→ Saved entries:
--------------------------------------------------

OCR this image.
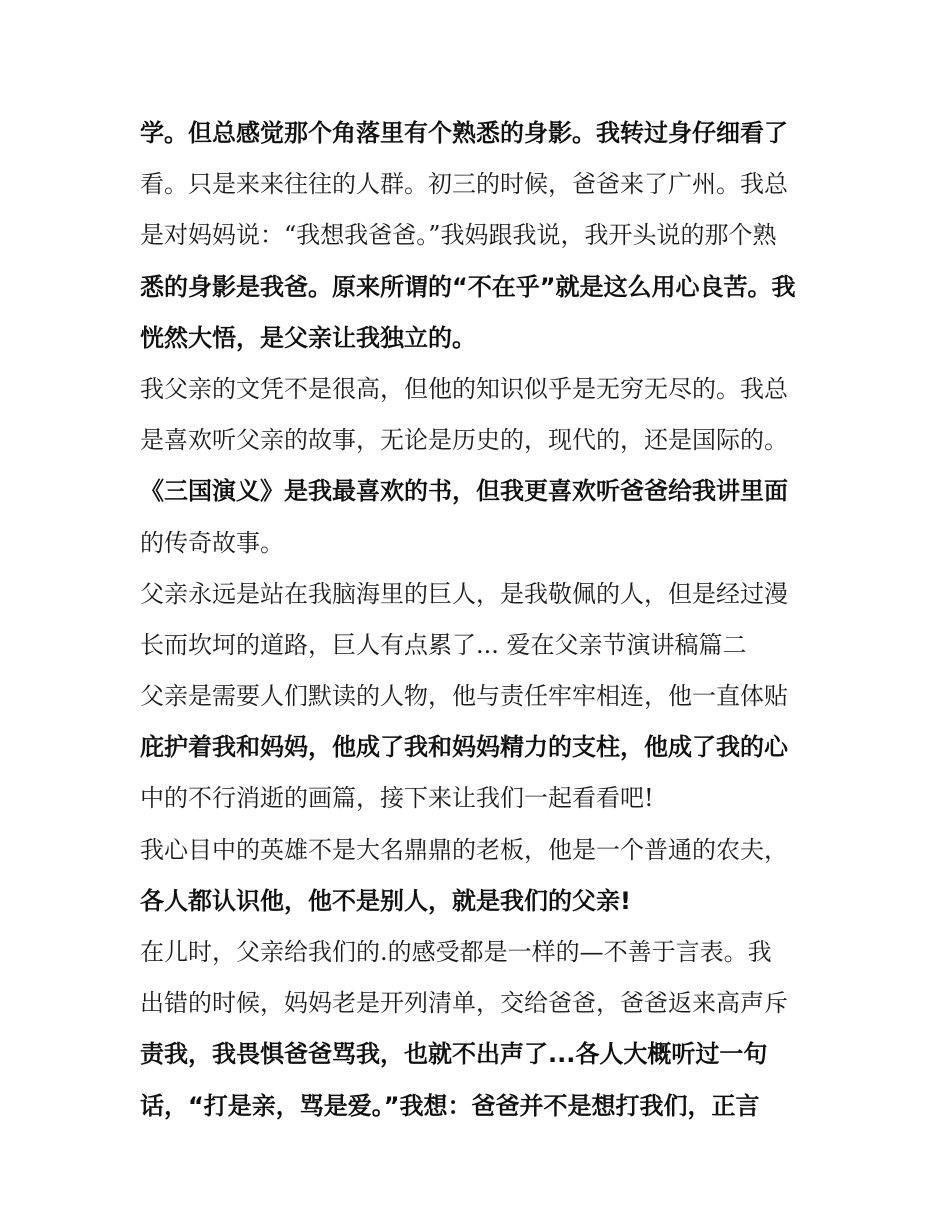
学。但总感觉那个角落里有个熟悉的身影。我转过身仔细看了
看。只是来来往往的人群。初三的时候，爸爸来了广州。我总
是对妈妈说：“我想我爸爸。”我妈跟我说，我开头说的那个熟
悉的身影是我爸。原来所谓的“不在乎”就是这么用心良苦。我
恍然大悟，是父亲让我独立的。
我父亲的文凭不是很高，但他的知识似乎是无穷无尽的。我总
是喜欢听父亲的故事，无论是历史的，现代的，还是国际的。
《三国演义》是我最喜欢的书，但我更喜欢听爸爸给我讲里面
的传奇故事。
父亲永远是站在我脑海里的巨人，是我敬佩的人，但是经过漫
长而坎坷的道路，巨人有点累了... 爱在父亲节演讲稿篇二
父亲是需要人们默读的人物，他与责任牢牢相连，他一直体贴
庇护着我和妈妈，他成了我和妈妈精力的支柱，他成了我的心
中的不行消逝的画篇，接下来让我们一起看看吧!
我心目中的英雄不是大名鼎鼎的老板，他是一个普通的农夫，
各人都认识他，他不是别人，就是我们的父亲!
在儿时，父亲给我们的.的感受都是一样的—不善于言表。我
出错的时候，妈妈老是开列清单，交给爸爸，爸爸返来高声斥
责我，我畏惧爸爸骂我，也就不出声了...各人大概听过一句
话，“打是亲，骂是爱。”我想：爸爸并不是想打我们，正言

--------------------------------------------------

→ Given exercise: Skip the pictures, then retype every line above exactly.

→ Answer below:
OCR this image.
学。但总感觉那个角落里有个熟悉的身影。我转过身仔细看了
看。只是来来往往的人群。初三的时候，爸爸来了广州。我总
是对妈妈说：“我想我爸爸。”我妈跟我说，我开头说的那个熟
悉的身影是我爸。原来所谓的“不在乎”就是这么用心良苦。我
恍然大悟，是父亲让我独立的。
我父亲的文凭不是很高，但他的知识似乎是无穷无尽的。我总
是喜欢听父亲的故事，无论是历史的，现代的，还是国际的。
《三国演义》是我最喜欢的书，但我更喜欢听爸爸给我讲里面
的传奇故事。
父亲永远是站在我脑海里的巨人，是我敬佩的人，但是经过漫
长而坎坷的道路，巨人有点累了... 爱在父亲节演讲稿篇二
父亲是需要人们默读的人物，他与责任牢牢相连，他一直体贴
庇护着我和妈妈，他成了我和妈妈精力的支柱，他成了我的心
中的不行消逝的画篇，接下来让我们一起看看吧!
我心目中的英雄不是大名鼎鼎的老板，他是一个普通的农夫，
各人都认识他，他不是别人，就是我们的父亲!
在儿时，父亲给我们的.的感受都是一样的—不善于言表。我
出错的时候，妈妈老是开列清单，交给爸爸，爸爸返来高声斥
责我，我畏惧爸爸骂我，也就不出声了...各人大概听过一句
话，“打是亲，骂是爱。”我想：爸爸并不是想打我们，正言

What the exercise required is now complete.